### Records to use

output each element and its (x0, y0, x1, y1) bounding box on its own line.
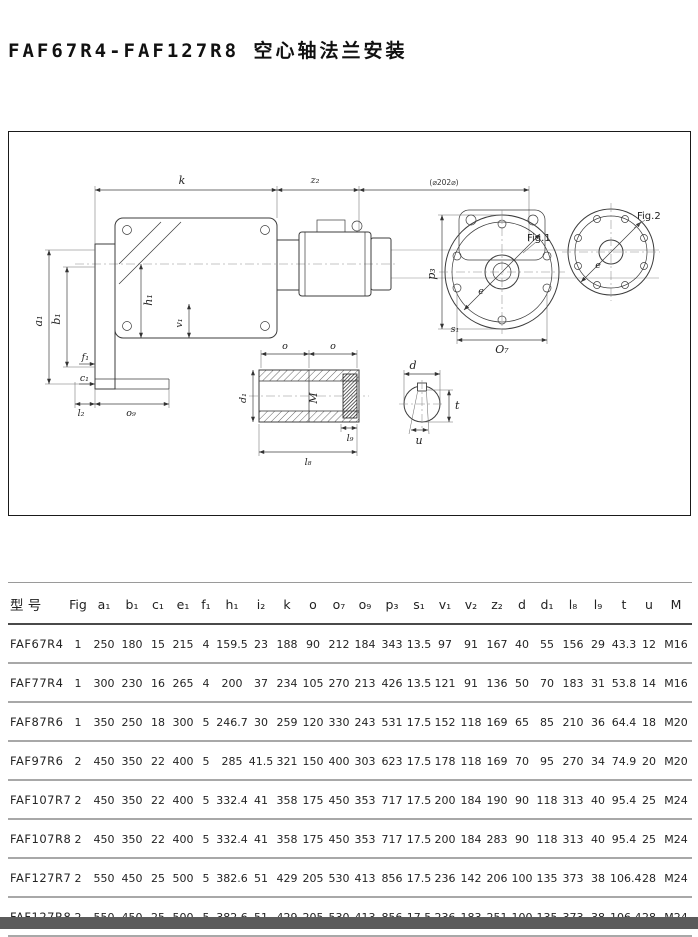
value-cell: 5 (196, 741, 216, 780)
value-cell: 373 (560, 858, 586, 897)
value-cell: 97 (432, 624, 458, 663)
value-cell: 550 (90, 858, 118, 897)
dim-label-a1: a₁ (32, 316, 45, 327)
value-cell: M24 (660, 780, 692, 819)
value-cell: 213 (352, 663, 378, 702)
value-cell: 136 (484, 663, 510, 702)
value-cell: 34 (586, 741, 610, 780)
dim-label-d1: d₁ (238, 393, 249, 403)
value-cell: 313 (560, 780, 586, 819)
value-cell: 300 (90, 663, 118, 702)
value-cell: 382.6 (216, 858, 248, 897)
value-cell: 400 (170, 819, 196, 858)
column-header-6: f₁ (196, 583, 216, 625)
value-cell: 15 (146, 624, 170, 663)
value-cell: 350 (118, 819, 146, 858)
value-cell: 118 (534, 819, 560, 858)
model-cell: FAF107R8 (8, 819, 66, 858)
value-cell: 200 (432, 780, 458, 819)
value-cell: 22 (146, 780, 170, 819)
value-cell: 5 (196, 702, 216, 741)
value-cell: 121 (432, 663, 458, 702)
value-cell: 118 (458, 702, 484, 741)
value-cell: 175 (300, 819, 326, 858)
column-header-14: s₁ (406, 583, 432, 625)
dim-label-t: t (455, 399, 460, 412)
value-cell: 13.5 (406, 663, 432, 702)
value-cell: 37 (248, 663, 274, 702)
value-cell: 5 (196, 858, 216, 897)
value-cell: 4 (196, 624, 216, 663)
value-cell: 106.4 (610, 858, 638, 897)
spec-table-body: FAF67R41250180152154159.5231889021218434… (8, 624, 692, 936)
value-cell: 413 (352, 858, 378, 897)
value-cell: 350 (90, 702, 118, 741)
value-cell: 90 (510, 819, 534, 858)
dim-label-l9: l₉ (347, 433, 354, 444)
value-cell: 4 (196, 663, 216, 702)
value-cell: 717 (378, 780, 406, 819)
value-cell: M20 (660, 702, 692, 741)
column-header-1: Fig (66, 583, 90, 625)
fig1-flange-view: e Fig.1 p₃ s₁ O₇ (425, 210, 565, 356)
column-header-18: d (510, 583, 534, 625)
page-title: FAF67R4-FAF127R8 空心轴法兰安装 (8, 36, 698, 63)
value-cell: 43.3 (610, 624, 638, 663)
value-cell: 188 (274, 624, 300, 663)
value-cell: 184 (352, 624, 378, 663)
value-cell: 105 (300, 663, 326, 702)
dim-label-d: d (409, 359, 416, 372)
value-cell: 259 (274, 702, 300, 741)
dim-label-k: k (179, 174, 186, 187)
column-header-3: b₁ (118, 583, 146, 625)
value-cell: 200 (216, 663, 248, 702)
table-row-FAF127R7: FAF127R72550450255005382.651429205530413… (8, 858, 692, 897)
value-cell: 17.5 (406, 702, 432, 741)
value-cell: 29 (586, 624, 610, 663)
value-cell: 265 (170, 663, 196, 702)
spec-table-header-row: 型 号Figa₁b₁c₁e₁f₁h₁i₂koo₇o₉p₃s₁v₁v₂z₂dd₁l… (8, 583, 692, 625)
value-cell: 118 (458, 741, 484, 780)
model-cell: FAF127R7 (8, 858, 66, 897)
dim-label-v1: v₁ (174, 318, 185, 327)
value-cell: 250 (118, 702, 146, 741)
fig2-flange-view: e Fig.2 (562, 203, 661, 301)
value-cell: 2 (66, 741, 90, 780)
value-cell: 531 (378, 702, 406, 741)
value-cell: 236 (432, 858, 458, 897)
dim-label-b1: b₁ (50, 313, 63, 324)
value-cell: 100 (510, 858, 534, 897)
value-cell: 41 (248, 819, 274, 858)
value-cell: 353 (352, 780, 378, 819)
technical-drawing-panel: k z₂ (⌀202⌀) a₁ b₁ h₁ v₁ f₁ c₁ l₂ o₉ (8, 131, 691, 516)
value-cell: 303 (352, 741, 378, 780)
dim-label-s1: s₁ (451, 324, 460, 335)
value-cell: M20 (660, 741, 692, 780)
column-header-8: i₂ (248, 583, 274, 625)
column-header-20: l₈ (560, 583, 586, 625)
column-header-17: z₂ (484, 583, 510, 625)
dim-label-l8: l₈ (305, 457, 312, 468)
value-cell: 169 (484, 741, 510, 780)
value-cell: 16 (146, 663, 170, 702)
value-cell: 300 (170, 702, 196, 741)
page-footer-bar (0, 917, 698, 929)
column-header-12: o₉ (352, 583, 378, 625)
value-cell: 22 (146, 819, 170, 858)
dim-label-p3: p₃ (425, 268, 438, 279)
value-cell: 18 (638, 702, 660, 741)
value-cell: 17.5 (406, 819, 432, 858)
value-cell: 40 (586, 780, 610, 819)
value-cell: 184 (458, 780, 484, 819)
column-header-24: M (660, 583, 692, 625)
dim-label-e-fig2: e (595, 260, 601, 271)
model-cell: FAF107R7 (8, 780, 66, 819)
dim-label-f1: f₁ (81, 352, 89, 363)
value-cell: 36 (586, 702, 610, 741)
value-cell: 332.4 (216, 780, 248, 819)
value-cell: 215 (170, 624, 196, 663)
dim-label-h1: h₁ (142, 294, 155, 306)
value-cell: 90 (510, 780, 534, 819)
value-cell: M24 (660, 819, 692, 858)
value-cell: 358 (274, 819, 300, 858)
table-row-FAF67R4: FAF67R41250180152154159.5231889021218434… (8, 624, 692, 663)
value-cell: 17.5 (406, 780, 432, 819)
value-cell: 41.5 (248, 741, 274, 780)
value-cell: 152 (432, 702, 458, 741)
dim-label-o-right: o (330, 341, 336, 352)
value-cell: 178 (432, 741, 458, 780)
value-cell: 350 (118, 780, 146, 819)
value-cell: 65 (510, 702, 534, 741)
value-cell: 190 (484, 780, 510, 819)
value-cell: 74.9 (610, 741, 638, 780)
value-cell: 31 (586, 663, 610, 702)
value-cell: 25 (638, 819, 660, 858)
value-cell: 17.5 (406, 858, 432, 897)
value-cell: 450 (326, 819, 352, 858)
model-cell: FAF87R6 (8, 702, 66, 741)
value-cell: 30 (248, 702, 274, 741)
value-cell: 41 (248, 780, 274, 819)
value-cell: 500 (170, 858, 196, 897)
value-cell: 53.8 (610, 663, 638, 702)
value-cell: 1 (66, 624, 90, 663)
column-header-19: d₁ (534, 583, 560, 625)
value-cell: 450 (90, 741, 118, 780)
value-cell: 13.5 (406, 624, 432, 663)
value-cell: 210 (560, 702, 586, 741)
value-cell: 95.4 (610, 819, 638, 858)
value-cell: 40 (510, 624, 534, 663)
value-cell: 40 (586, 819, 610, 858)
value-cell: 14 (638, 663, 660, 702)
model-cell: FAF97R6 (8, 741, 66, 780)
value-cell: 175 (300, 780, 326, 819)
value-cell: 17.5 (406, 741, 432, 780)
value-cell: 234 (274, 663, 300, 702)
value-cell: 12 (638, 624, 660, 663)
value-cell: 429 (274, 858, 300, 897)
value-cell: 5 (196, 819, 216, 858)
value-cell: 400 (326, 741, 352, 780)
value-cell: 450 (90, 819, 118, 858)
value-cell: 332.4 (216, 819, 248, 858)
dim-label-u: u (415, 434, 422, 447)
value-cell: 180 (118, 624, 146, 663)
fig1-label: Fig.1 (527, 233, 551, 244)
dim-label-z2: z₂ (310, 175, 320, 186)
model-cell: FAF67R4 (8, 624, 66, 663)
value-cell: 250 (90, 624, 118, 663)
technical-drawing: k z₂ (⌀202⌀) a₁ b₁ h₁ v₁ f₁ c₁ l₂ o₉ (9, 132, 690, 515)
column-header-11: o₇ (326, 583, 352, 625)
value-cell: 23 (248, 624, 274, 663)
column-header-4: c₁ (146, 583, 170, 625)
value-cell: 85 (534, 702, 560, 741)
column-header-0: 型 号 (8, 583, 66, 625)
value-cell: 55 (534, 624, 560, 663)
value-cell: 230 (118, 663, 146, 702)
value-cell: 70 (510, 741, 534, 780)
value-cell: 330 (326, 702, 352, 741)
model-cell: FAF77R4 (8, 663, 66, 702)
value-cell: 200 (432, 819, 458, 858)
value-cell: 18 (146, 702, 170, 741)
value-cell: 5 (196, 780, 216, 819)
column-header-9: k (274, 583, 300, 625)
dim-label-o9: o₉ (126, 408, 136, 419)
value-cell: 350 (118, 741, 146, 780)
column-header-10: o (300, 583, 326, 625)
column-header-16: v₂ (458, 583, 484, 625)
value-cell: 1 (66, 702, 90, 741)
value-cell: 50 (510, 663, 534, 702)
value-cell: 51 (248, 858, 274, 897)
value-cell: 270 (326, 663, 352, 702)
table-row-FAF97R6: FAF97R6245035022400528541.53211504003036… (8, 741, 692, 780)
value-cell: M16 (660, 663, 692, 702)
table-row-FAF77R4: FAF77R4130023016265420037234105270213426… (8, 663, 692, 702)
column-header-7: h₁ (216, 583, 248, 625)
value-cell: 95.4 (610, 780, 638, 819)
dim-label-l2: l₂ (78, 408, 85, 419)
value-cell: 28 (638, 858, 660, 897)
value-cell: 70 (534, 663, 560, 702)
value-cell: 856 (378, 858, 406, 897)
table-row-FAF107R8: FAF107R82450350224005332.441358175450353… (8, 819, 692, 858)
shaft-section-drawing: d t u (399, 359, 460, 447)
value-cell: 184 (458, 819, 484, 858)
value-cell: 358 (274, 780, 300, 819)
value-cell: 156 (560, 624, 586, 663)
value-cell: 20 (638, 741, 660, 780)
value-cell: 64.4 (610, 702, 638, 741)
dim-label-m: M (307, 392, 320, 405)
value-cell: 91 (458, 663, 484, 702)
value-cell: 150 (300, 741, 326, 780)
value-cell: 167 (484, 624, 510, 663)
value-cell: 25 (638, 780, 660, 819)
value-cell: 321 (274, 741, 300, 780)
value-cell: 90 (300, 624, 326, 663)
table-row-FAF87R6: FAF87R61350250183005246.7302591203302435… (8, 702, 692, 741)
dim-label-o-left: o (282, 341, 288, 352)
value-cell: 623 (378, 741, 406, 780)
value-cell: 450 (90, 780, 118, 819)
column-header-13: p₃ (378, 583, 406, 625)
value-cell: 212 (326, 624, 352, 663)
value-cell: 246.7 (216, 702, 248, 741)
value-cell: 95 (534, 741, 560, 780)
value-cell: 283 (484, 819, 510, 858)
value-cell: 243 (352, 702, 378, 741)
value-cell: 343 (378, 624, 406, 663)
dim-label-c1: c₁ (80, 373, 89, 384)
fig2-label: Fig.2 (637, 211, 661, 222)
column-header-15: v₁ (432, 583, 458, 625)
value-cell: 313 (560, 819, 586, 858)
dim-label-o7: O₇ (495, 343, 509, 356)
dim-label-motor-note: (⌀202⌀) (429, 178, 458, 187)
value-cell: 118 (534, 780, 560, 819)
value-cell: 183 (560, 663, 586, 702)
value-cell: 400 (170, 780, 196, 819)
value-cell: 1 (66, 663, 90, 702)
value-cell: 717 (378, 819, 406, 858)
value-cell: 38 (586, 858, 610, 897)
column-header-21: l₉ (586, 583, 610, 625)
column-header-23: u (638, 583, 660, 625)
hollow-shaft-drawing: o o d₁ M l₉ l₈ (238, 341, 369, 468)
value-cell: 142 (458, 858, 484, 897)
value-cell: 205 (300, 858, 326, 897)
spec-table-head: 型 号Figa₁b₁c₁e₁f₁h₁i₂koo₇o₉p₃s₁v₁v₂z₂dd₁l… (8, 583, 692, 625)
value-cell: 91 (458, 624, 484, 663)
table-row-FAF107R7: FAF107R72450350224005332.441358175450353… (8, 780, 692, 819)
value-cell: 120 (300, 702, 326, 741)
value-cell: 159.5 (216, 624, 248, 663)
column-header-2: a₁ (90, 583, 118, 625)
value-cell: 135 (534, 858, 560, 897)
column-header-22: t (610, 583, 638, 625)
value-cell: 426 (378, 663, 406, 702)
value-cell: 450 (118, 858, 146, 897)
value-cell: M24 (660, 858, 692, 897)
value-cell: M16 (660, 624, 692, 663)
value-cell: 206 (484, 858, 510, 897)
value-cell: 400 (170, 741, 196, 780)
value-cell: 285 (216, 741, 248, 780)
value-cell: 270 (560, 741, 586, 780)
value-cell: 450 (326, 780, 352, 819)
column-header-5: e₁ (170, 583, 196, 625)
value-cell: 353 (352, 819, 378, 858)
dim-label-e-fig1: e (478, 286, 484, 297)
value-cell: 25 (146, 858, 170, 897)
value-cell: 530 (326, 858, 352, 897)
value-cell: 169 (484, 702, 510, 741)
spec-table: 型 号Figa₁b₁c₁e₁f₁h₁i₂koo₇o₉p₃s₁v₁v₂z₂dd₁l… (8, 582, 692, 937)
value-cell: 22 (146, 741, 170, 780)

######

Exercise requirements: Can you repeat, unchanged, the rows from the one containing "value-cell: 5 (196, 741, 216, 780)" up to and including the one containing "value-cell: 15 (146, 624, 170, 663)"?

Task solution:
value-cell: 5 (196, 741, 216, 780)
value-cell: 373 (560, 858, 586, 897)
value-cell: 97 (432, 624, 458, 663)
value-cell: 550 (90, 858, 118, 897)
dim-label-a1: a₁ (32, 316, 45, 327)
value-cell: M24 (660, 780, 692, 819)
value-cell: 213 (352, 663, 378, 702)
value-cell: 136 (484, 663, 510, 702)
value-cell: 34 (586, 741, 610, 780)
dim-label-d1: d₁ (238, 393, 249, 403)
value-cell: 313 (560, 780, 586, 819)
value-cell: 300 (90, 663, 118, 702)
value-cell: 382.6 (216, 858, 248, 897)
value-cell: 400 (170, 819, 196, 858)
column-header-6: f₁ (196, 583, 216, 625)
value-cell: 15 (146, 624, 170, 663)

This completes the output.